Stored data
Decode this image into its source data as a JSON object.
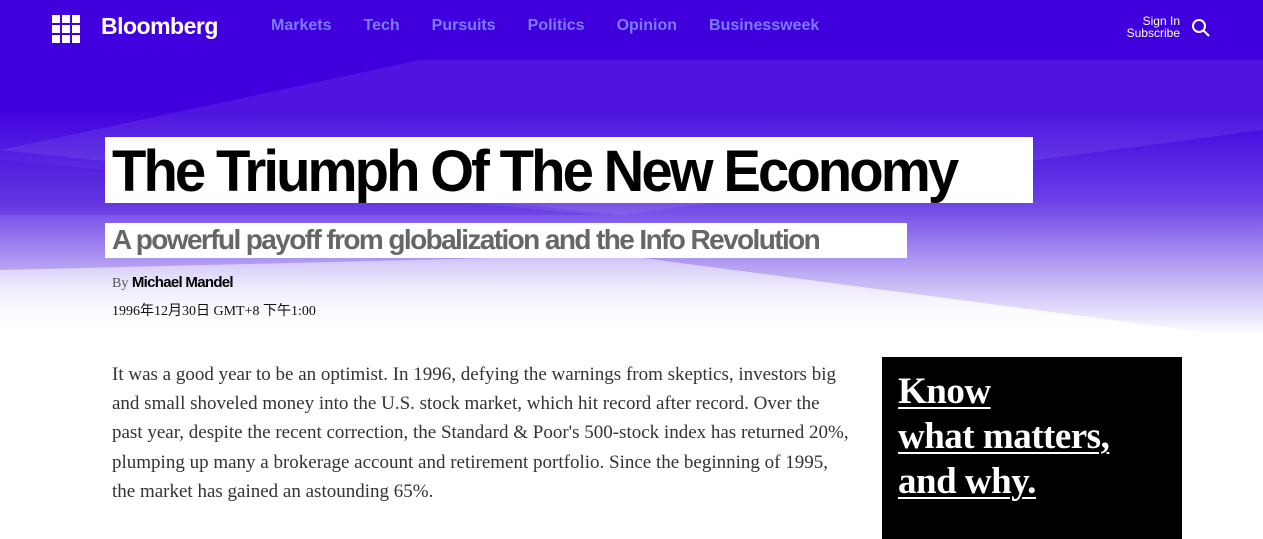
{
  "nav": {
    "logo": "Bloomberg",
    "links": [
      "Markets",
      "Tech",
      "Pursuits",
      "Politics",
      "Opinion",
      "Businessweek"
    ],
    "sign_in": "Sign In",
    "subscribe": "Subscribe",
    "accent": "#4000dd",
    "link_color": "#7b7cff"
  },
  "article": {
    "title": "The Triumph Of The New Economy",
    "subtitle": "A powerful payoff from globalization and the Info Revolution",
    "by": "By",
    "author": "Michael Mandel",
    "date": "1996年12月30日 GMT+8 下午1:00",
    "body": "It was a good year to be an optimist. In 1996, defying the warnings from skeptics, investors big and small shoveled money into the U.S. stock market, which hit record after record. Over the past year, despite the recent correction, the Standard & Poor's 500-stock index has returned 20%, plumping up many a brokerage account and retirement portfolio. Since the beginning of 1995, the market has gained an astounding 65%."
  },
  "ad": {
    "lines": [
      "Know",
      "what matters,",
      "and why."
    ]
  }
}
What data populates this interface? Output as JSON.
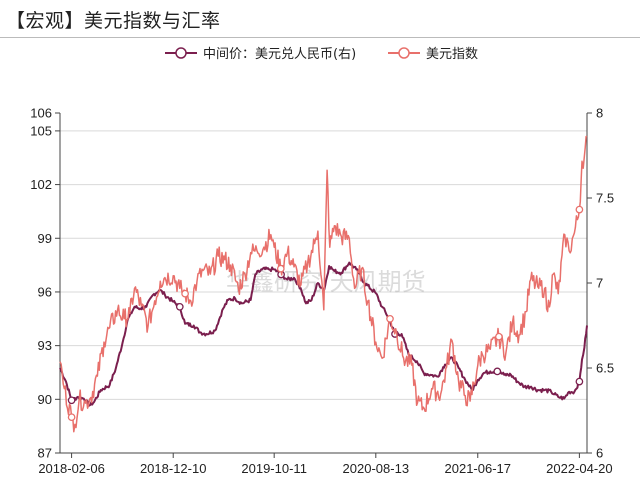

Brief — Every line that holds the string "from" should be returned.

Reply to the task —
    "subtitle": "A powerful payoff from globalization and the Info Revolution",
    "body": "It was a good year to be an optimist. In 1996, defying the warnings from skeptics, investors big and small shoveled money into the U.S. stock market, which hit record after record. Over the past year, despite the recent correction, the Standard & Poor's 500-stock index has returned 20%, plumping up many a brokerage account and retirement portfolio. Since the beginning of 1995, the market has gained an astounding 65%."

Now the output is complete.